» Text:
The body’s natural defence against the propagation of vascular disease is to generate smooth swirling flow through the arteries, and particularly at arterial junctions. This is achieved by the gentle helical geometry of the arterial system. Natural swirling flow eliminates zones of high and low wall shear, cross-mixes nutrients to ensure optimum supply to the vessel wall, and sweeps areas of potential stagnant flow. Additionally, the correct level of stable flow against the artery wall activates important defensive genes, which further prevent disease proliferation. Nevertheless, despite this natural defence mechanism, other factors such as smoking, diet, and physical inactivity can lead to the development of the disease.
Treatments for Vascular Disease:
Advanced vascular disease cannot be reversed by drug therapy, and most patients rely upon surgical intervention. For coronary intervention, the use of stents has increasingly replaced bypass surgery. A stent comprises a cylindrical metallic framework, which is inserted into the restricted vessel via a catheter, and is expanded to enlarge the flow area at the site of the restriction, where it is left in place to effectively hold the vessel open to flow. Over 40% of coronary stents failed in the first year owing to the development of stent-associated vascular disease, a process called restenosis, which could occlude the narrow bore coronary artery within a small number of months. An effective solution to coronary artery stent restenosis was provided by the advent of drug eluting coronary stents, which were coated with a slow-release polymer containing drugs to prevent proliferation of disease cells. Drug eluting stents have reduced coronary stent restenosis to acceptable levels.
Drug eluting stents have not, however, proved so successful in important areas of peripheral vascular disease such as the neck (carotid artery stents), legs (femoral artery stents), and kidneys (renal artery stents). Much vascular disease associated with coronary stent restenosis is thought to focus on areas where the artery wall has been scarred by stent implantation. In larger peripheral arteries this type of vascular disease only provides one element of a more complex disease process, much of which is controlled by blood flow dynamics. Additionally, many peripheral vascular stents are subject to physical stresses that can lead to early mechanical failure.

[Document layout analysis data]
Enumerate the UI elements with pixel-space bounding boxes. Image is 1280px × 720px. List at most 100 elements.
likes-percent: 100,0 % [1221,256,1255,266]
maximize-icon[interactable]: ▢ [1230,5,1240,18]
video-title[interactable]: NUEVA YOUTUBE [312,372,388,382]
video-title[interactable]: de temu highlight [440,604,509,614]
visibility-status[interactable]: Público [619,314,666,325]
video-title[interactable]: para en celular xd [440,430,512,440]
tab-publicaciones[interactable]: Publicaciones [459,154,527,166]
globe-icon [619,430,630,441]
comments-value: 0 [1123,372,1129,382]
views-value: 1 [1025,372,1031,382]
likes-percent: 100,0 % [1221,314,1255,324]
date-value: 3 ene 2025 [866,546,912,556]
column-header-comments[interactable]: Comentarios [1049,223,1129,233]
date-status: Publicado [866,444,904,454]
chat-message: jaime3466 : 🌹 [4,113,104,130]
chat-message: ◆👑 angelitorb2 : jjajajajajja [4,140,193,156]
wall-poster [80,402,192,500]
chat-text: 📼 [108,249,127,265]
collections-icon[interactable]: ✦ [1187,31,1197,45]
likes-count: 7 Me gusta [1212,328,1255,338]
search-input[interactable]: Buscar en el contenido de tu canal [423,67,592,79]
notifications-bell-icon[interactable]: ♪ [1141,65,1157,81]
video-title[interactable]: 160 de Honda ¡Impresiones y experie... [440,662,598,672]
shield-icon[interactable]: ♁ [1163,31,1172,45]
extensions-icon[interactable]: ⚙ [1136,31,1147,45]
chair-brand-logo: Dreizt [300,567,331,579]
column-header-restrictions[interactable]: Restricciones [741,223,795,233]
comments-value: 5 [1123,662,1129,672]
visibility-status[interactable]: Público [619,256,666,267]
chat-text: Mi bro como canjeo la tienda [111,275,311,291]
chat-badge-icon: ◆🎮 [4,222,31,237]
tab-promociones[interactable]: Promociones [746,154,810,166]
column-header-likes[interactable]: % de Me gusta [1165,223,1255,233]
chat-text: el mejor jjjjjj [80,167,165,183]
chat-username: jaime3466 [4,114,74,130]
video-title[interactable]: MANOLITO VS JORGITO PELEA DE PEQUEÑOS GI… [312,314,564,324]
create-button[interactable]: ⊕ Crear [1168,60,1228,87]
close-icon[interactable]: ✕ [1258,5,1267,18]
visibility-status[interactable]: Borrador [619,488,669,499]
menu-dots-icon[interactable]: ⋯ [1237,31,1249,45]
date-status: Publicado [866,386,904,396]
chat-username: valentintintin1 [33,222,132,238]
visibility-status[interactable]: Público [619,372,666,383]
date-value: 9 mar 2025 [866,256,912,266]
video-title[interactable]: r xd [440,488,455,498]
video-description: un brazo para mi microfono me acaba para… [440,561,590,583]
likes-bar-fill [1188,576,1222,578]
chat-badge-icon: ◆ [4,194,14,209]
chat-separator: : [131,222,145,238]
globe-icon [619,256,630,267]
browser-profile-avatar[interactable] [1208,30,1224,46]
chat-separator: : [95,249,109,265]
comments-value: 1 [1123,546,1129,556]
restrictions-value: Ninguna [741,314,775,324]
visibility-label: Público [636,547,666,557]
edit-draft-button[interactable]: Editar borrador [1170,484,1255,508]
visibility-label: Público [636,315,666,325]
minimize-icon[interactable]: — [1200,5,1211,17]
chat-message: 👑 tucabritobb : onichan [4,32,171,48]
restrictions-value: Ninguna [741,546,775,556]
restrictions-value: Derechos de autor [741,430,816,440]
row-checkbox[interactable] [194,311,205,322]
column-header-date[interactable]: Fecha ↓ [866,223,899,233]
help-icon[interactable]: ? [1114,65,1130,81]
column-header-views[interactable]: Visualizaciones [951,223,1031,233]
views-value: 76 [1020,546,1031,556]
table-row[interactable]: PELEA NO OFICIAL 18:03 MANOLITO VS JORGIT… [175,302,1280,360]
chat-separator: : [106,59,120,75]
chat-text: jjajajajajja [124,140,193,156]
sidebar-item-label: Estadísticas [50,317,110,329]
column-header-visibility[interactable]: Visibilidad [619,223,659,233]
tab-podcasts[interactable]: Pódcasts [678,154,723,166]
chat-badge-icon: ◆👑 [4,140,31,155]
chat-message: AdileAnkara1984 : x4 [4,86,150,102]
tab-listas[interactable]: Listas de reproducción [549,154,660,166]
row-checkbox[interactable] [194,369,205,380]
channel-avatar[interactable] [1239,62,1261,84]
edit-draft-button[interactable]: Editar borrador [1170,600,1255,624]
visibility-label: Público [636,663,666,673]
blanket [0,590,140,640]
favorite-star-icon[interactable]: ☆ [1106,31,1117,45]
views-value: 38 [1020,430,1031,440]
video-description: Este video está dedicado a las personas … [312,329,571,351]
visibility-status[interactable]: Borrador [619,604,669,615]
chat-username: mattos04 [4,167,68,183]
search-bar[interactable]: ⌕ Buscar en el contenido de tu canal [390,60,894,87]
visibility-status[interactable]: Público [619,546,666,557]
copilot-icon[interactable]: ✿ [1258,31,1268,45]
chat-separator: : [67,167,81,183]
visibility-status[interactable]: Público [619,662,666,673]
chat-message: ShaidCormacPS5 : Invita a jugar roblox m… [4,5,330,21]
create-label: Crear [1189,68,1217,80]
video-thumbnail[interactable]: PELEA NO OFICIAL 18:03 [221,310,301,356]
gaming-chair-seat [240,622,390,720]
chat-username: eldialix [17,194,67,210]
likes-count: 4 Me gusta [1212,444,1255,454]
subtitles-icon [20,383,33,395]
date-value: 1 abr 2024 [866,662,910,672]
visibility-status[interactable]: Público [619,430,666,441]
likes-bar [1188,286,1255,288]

» Problem set:
a: Answer these questions from the vascular disease text, marking each answer the way its question is marked:
(i) What feature of the arterial system produces natural swirling flow?
(ii) What share of coronary stents failed in the first year?
(iii) In which three body areas did drug eluting stents prove less successful?
b: Rewrite the paragraph of the vascular disease text that begins "Advanced vascular disease cannot be reversed" as a bulleted list, keeping its main facts.
c: Continue the vascular disease text from where it stops.
The lines are separate material from the vascular disease text.

» Per-task answers:
a:
(i) The gentle helical geometry of the arterial system.
(ii) Over 40%.
(iii) The neck (carotid artery stents), the legs (femoral artery stents), and the kidneys (renal artery stents).

b:
- Drug therapy cannot reverse advanced vascular disease, so most patients rely on surgery.
- Stents have increasingly replaced bypass surgery for coronary intervention.
- A stent is a cylindrical metal framework that is inserted through a catheter, expanded at the narrowed site, and left there to hold the vessel open.
- Over 40% of coronary stents failed within the first year because of restenosis, a stent-associated disease that could block the artery within a few months.
- Drug eluting stents, which are coated with a slow-release polymer carrying drugs that stop disease cells from multiplying, solved this problem.
- These stents have brought coronary restenosis down to acceptable levels.

c:
The VeryanFlowTM Solution:
Currently available vascular stents and grafts are two-dimensional tubular devices, which generate unstable, non-swirling blood flow into the downstream vessel. As a result, they speed the development of vascular disease in their outflow tracts, and possible for a considerable distance downstream of the device.
Veryan Medical is developing a platform of vascular technologies to more effectively address peripheral vascular disease by re-introducing natural swirling blood flow. This stable, swirling blood flow smoothes vessel wall shear at the outflow tract, provides effective cross-mixing to optimise nutrient supply to the vessel walls, and washes out potential areas of stagnant flow.
The SwirlGraftTM has demonstrated that stable swirling blood flow at the outflow of a vascular graft demonstrably reduces vascular disease (outflow stenosis) and improves graft patency. Veryan Medical’s SwirlFlowTM stent platform is initially being developed for femoral artery disease, where the helical stent geometry has two important advantages: improved mechanical flexibility and durability, and the generation of stable swirling flow to control this area of complex disease progression.
Veryan Medical’s technology platform is protected by ten granted and pending international patents dating from 1993.